[start of Records supplied]
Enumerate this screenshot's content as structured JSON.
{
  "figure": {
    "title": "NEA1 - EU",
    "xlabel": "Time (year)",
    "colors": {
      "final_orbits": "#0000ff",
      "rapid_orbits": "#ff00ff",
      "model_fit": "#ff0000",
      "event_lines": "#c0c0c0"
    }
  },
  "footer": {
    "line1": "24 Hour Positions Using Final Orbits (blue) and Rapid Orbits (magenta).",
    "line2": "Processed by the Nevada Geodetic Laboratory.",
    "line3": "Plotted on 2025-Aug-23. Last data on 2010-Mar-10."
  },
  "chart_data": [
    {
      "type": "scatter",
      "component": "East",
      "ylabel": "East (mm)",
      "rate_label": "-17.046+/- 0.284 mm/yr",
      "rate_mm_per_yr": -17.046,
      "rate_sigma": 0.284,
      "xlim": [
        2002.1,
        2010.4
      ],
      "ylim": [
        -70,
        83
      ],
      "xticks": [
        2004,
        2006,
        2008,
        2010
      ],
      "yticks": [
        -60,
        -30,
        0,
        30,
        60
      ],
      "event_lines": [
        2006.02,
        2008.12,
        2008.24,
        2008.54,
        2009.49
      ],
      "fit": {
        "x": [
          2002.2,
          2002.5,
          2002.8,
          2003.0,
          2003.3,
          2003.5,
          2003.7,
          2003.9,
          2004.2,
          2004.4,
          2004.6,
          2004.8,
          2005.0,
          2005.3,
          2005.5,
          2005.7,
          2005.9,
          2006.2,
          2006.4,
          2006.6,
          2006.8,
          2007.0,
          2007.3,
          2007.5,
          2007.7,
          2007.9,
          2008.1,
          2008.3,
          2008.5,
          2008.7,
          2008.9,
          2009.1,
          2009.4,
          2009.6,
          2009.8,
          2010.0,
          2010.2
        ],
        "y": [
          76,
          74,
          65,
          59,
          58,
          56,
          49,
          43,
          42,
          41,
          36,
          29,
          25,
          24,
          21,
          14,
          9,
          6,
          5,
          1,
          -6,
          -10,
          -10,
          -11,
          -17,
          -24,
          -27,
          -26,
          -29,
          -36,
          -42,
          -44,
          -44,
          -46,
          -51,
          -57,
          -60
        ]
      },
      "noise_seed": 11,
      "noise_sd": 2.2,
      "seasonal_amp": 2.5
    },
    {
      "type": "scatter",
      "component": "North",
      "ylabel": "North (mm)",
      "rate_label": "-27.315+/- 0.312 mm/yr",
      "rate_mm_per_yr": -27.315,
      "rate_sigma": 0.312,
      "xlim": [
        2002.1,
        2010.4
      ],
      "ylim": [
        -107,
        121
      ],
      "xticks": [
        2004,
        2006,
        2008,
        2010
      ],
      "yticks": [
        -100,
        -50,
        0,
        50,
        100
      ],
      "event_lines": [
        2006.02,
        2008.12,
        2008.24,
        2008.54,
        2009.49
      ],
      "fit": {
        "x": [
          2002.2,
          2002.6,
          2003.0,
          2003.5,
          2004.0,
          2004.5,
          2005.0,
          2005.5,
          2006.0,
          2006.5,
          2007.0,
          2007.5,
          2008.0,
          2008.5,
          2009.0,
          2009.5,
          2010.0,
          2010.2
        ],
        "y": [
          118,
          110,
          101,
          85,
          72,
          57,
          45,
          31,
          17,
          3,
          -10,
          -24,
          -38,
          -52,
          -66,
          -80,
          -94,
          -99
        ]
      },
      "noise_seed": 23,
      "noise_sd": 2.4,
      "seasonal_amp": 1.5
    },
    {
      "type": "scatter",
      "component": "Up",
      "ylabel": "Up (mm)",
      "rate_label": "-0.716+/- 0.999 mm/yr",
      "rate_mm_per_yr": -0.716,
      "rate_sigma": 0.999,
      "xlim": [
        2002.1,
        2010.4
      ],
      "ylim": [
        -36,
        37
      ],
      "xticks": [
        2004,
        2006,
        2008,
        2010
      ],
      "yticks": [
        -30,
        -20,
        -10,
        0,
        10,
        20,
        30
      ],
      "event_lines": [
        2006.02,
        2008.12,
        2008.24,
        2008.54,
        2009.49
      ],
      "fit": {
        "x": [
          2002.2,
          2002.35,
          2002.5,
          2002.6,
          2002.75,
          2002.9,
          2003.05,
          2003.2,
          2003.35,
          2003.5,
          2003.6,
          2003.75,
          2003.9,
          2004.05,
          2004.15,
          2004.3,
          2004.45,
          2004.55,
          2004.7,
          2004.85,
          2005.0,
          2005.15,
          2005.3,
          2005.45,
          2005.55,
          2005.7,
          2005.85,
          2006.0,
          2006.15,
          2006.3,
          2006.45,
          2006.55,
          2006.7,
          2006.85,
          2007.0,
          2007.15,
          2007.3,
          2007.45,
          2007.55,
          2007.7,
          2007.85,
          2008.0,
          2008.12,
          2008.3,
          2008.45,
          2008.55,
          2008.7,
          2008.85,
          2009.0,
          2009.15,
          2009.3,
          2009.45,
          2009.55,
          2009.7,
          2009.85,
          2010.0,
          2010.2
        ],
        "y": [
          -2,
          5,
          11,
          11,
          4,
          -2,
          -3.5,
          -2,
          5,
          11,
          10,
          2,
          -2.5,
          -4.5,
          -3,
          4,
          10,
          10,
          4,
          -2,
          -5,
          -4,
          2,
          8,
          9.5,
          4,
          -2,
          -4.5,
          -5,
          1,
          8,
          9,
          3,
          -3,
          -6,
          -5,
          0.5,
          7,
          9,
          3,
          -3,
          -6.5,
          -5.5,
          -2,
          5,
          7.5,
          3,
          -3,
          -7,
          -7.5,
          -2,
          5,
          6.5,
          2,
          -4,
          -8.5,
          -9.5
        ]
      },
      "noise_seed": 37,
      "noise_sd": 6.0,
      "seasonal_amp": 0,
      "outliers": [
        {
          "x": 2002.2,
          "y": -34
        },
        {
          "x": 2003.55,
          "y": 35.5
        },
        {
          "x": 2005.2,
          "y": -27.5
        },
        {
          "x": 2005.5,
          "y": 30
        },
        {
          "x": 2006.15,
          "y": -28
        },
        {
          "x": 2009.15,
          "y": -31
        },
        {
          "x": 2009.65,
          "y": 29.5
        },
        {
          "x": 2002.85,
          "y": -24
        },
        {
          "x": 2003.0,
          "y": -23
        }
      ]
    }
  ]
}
[end of Records supplied]
Reproduce every line above without error.

Enumerate this screenshot's content as structured JSON.
{
  "figure": {
    "title": "NEA1 - EU",
    "xlabel": "Time (year)",
    "colors": {
      "final_orbits": "#0000ff",
      "rapid_orbits": "#ff00ff",
      "model_fit": "#ff0000",
      "event_lines": "#c0c0c0"
    }
  },
  "footer": {
    "line1": "24 Hour Positions Using Final Orbits (blue) and Rapid Orbits (magenta).",
    "line2": "Processed by the Nevada Geodetic Laboratory.",
    "line3": "Plotted on 2025-Aug-23. Last data on 2010-Mar-10."
  },
  "chart_data": [
    {
      "type": "scatter",
      "component": "East",
      "ylabel": "East (mm)",
      "rate_label": "-17.046+/- 0.284 mm/yr",
      "rate_mm_per_yr": -17.046,
      "rate_sigma": 0.284,
      "xlim": [
        2002.1,
        2010.4
      ],
      "ylim": [
        -70,
        83
      ],
      "xticks": [
        2004,
        2006,
        2008,
        2010
      ],
      "yticks": [
        -60,
        -30,
        0,
        30,
        60
      ],
      "event_lines": [
        2006.02,
        2008.12,
        2008.24,
        2008.54,
        2009.49
      ],
      "fit": {
        "x": [
          2002.2,
          2002.5,
          2002.8,
          2003.0,
          2003.3,
          2003.5,
          2003.7,
          2003.9,
          2004.2,
          2004.4,
          2004.6,
          2004.8,
          2005.0,
          2005.3,
          2005.5,
          2005.7,
          2005.9,
          2006.2,
          2006.4,
          2006.6,
          2006.8,
          2007.0,
          2007.3,
          2007.5,
          2007.7,
          2007.9,
          2008.1,
          2008.3,
          2008.5,
          2008.7,
          2008.9,
          2009.1,
          2009.4,
          2009.6,
          2009.8,
          2010.0,
          2010.2
        ],
        "y": [
          76,
          74,
          65,
          59,
          58,
          56,
          49,
          43,
          42,
          41,
          36,
          29,
          25,
          24,
          21,
          14,
          9,
          6,
          5,
          1,
          -6,
          -10,
          -10,
          -11,
          -17,
          -24,
          -27,
          -26,
          -29,
          -36,
          -42,
          -44,
          -44,
          -46,
          -51,
          -57,
          -60
        ]
      },
      "noise_seed": 11,
      "noise_sd": 2.2,
      "seasonal_amp": 2.5
    },
    {
      "type": "scatter",
      "component": "North",
      "ylabel": "North (mm)",
      "rate_label": "-27.315+/- 0.312 mm/yr",
      "rate_mm_per_yr": -27.315,
      "rate_sigma": 0.312,
      "xlim": [
        2002.1,
        2010.4
      ],
      "ylim": [
        -107,
        121
      ],
      "xticks": [
        2004,
        2006,
        2008,
        2010
      ],
      "yticks": [
        -100,
        -50,
        0,
        50,
        100
      ],
      "event_lines": [
        2006.02,
        2008.12,
        2008.24,
        2008.54,
        2009.49
      ],
      "fit": {
        "x": [
          2002.2,
          2002.6,
          2003.0,
          2003.5,
          2004.0,
          2004.5,
          2005.0,
          2005.5,
          2006.0,
          2006.5,
          2007.0,
          2007.5,
          2008.0,
          2008.5,
          2009.0,
          2009.5,
          2010.0,
          2010.2
        ],
        "y": [
          118,
          110,
          101,
          85,
          72,
          57,
          45,
          31,
          17,
          3,
          -10,
          -24,
          -38,
          -52,
          -66,
          -80,
          -94,
          -99
        ]
      },
      "noise_seed": 23,
      "noise_sd": 2.4,
      "seasonal_amp": 1.5
    },
    {
      "type": "scatter",
      "component": "Up",
      "ylabel": "Up (mm)",
      "rate_label": "-0.716+/- 0.999 mm/yr",
      "rate_mm_per_yr": -0.716,
      "rate_sigma": 0.999,
      "xlim": [
        2002.1,
        2010.4
      ],
      "ylim": [
        -36,
        37
      ],
      "xticks": [
        2004,
        2006,
        2008,
        2010
      ],
      "yticks": [
        -30,
        -20,
        -10,
        0,
        10,
        20,
        30
      ],
      "event_lines": [
        2006.02,
        2008.12,
        2008.24,
        2008.54,
        2009.49
      ],
      "fit": {
        "x": [
          2002.2,
          2002.35,
          2002.5,
          2002.6,
          2002.75,
          2002.9,
          2003.05,
          2003.2,
          2003.35,
          2003.5,
          2003.6,
          2003.75,
          2003.9,
          2004.05,
          2004.15,
          2004.3,
          2004.45,
          2004.55,
          2004.7,
          2004.85,
          2005.0,
          2005.15,
          2005.3,
          2005.45,
          2005.55,
          2005.7,
          2005.85,
          2006.0,
          2006.15,
          2006.3,
          2006.45,
          2006.55,
          2006.7,
          2006.85,
          2007.0,
          2007.15,
          2007.3,
          2007.45,
          2007.55,
          2007.7,
          2007.85,
          2008.0,
          2008.12,
          2008.3,
          2008.45,
          2008.55,
          2008.7,
          2008.85,
          2009.0,
          2009.15,
          2009.3,
          2009.45,
          2009.55,
          2009.7,
          2009.85,
          2010.0,
          2010.2
        ],
        "y": [
          -2,
          5,
          11,
          11,
          4,
          -2,
          -3.5,
          -2,
          5,
          11,
          10,
          2,
          -2.5,
          -4.5,
          -3,
          4,
          10,
          10,
          4,
          -2,
          -5,
          -4,
          2,
          8,
          9.5,
          4,
          -2,
          -4.5,
          -5,
          1,
          8,
          9,
          3,
          -3,
          -6,
          -5,
          0.5,
          7,
          9,
          3,
          -3,
          -6.5,
          -5.5,
          -2,
          5,
          7.5,
          3,
          -3,
          -7,
          -7.5,
          -2,
          5,
          6.5,
          2,
          -4,
          -8.5,
          -9.5
        ]
      },
      "noise_seed": 37,
      "noise_sd": 6.0,
      "seasonal_amp": 0,
      "outliers": [
        {
          "x": 2002.2,
          "y": -34
        },
        {
          "x": 2003.55,
          "y": 35.5
        },
        {
          "x": 2005.2,
          "y": -27.5
        },
        {
          "x": 2005.5,
          "y": 30
        },
        {
          "x": 2006.15,
          "y": -28
        },
        {
          "x": 2009.15,
          "y": -31
        },
        {
          "x": 2009.65,
          "y": 29.5
        },
        {
          "x": 2002.85,
          "y": -24
        },
        {
          "x": 2003.0,
          "y": -23
        }
      ]
    }
  ]
}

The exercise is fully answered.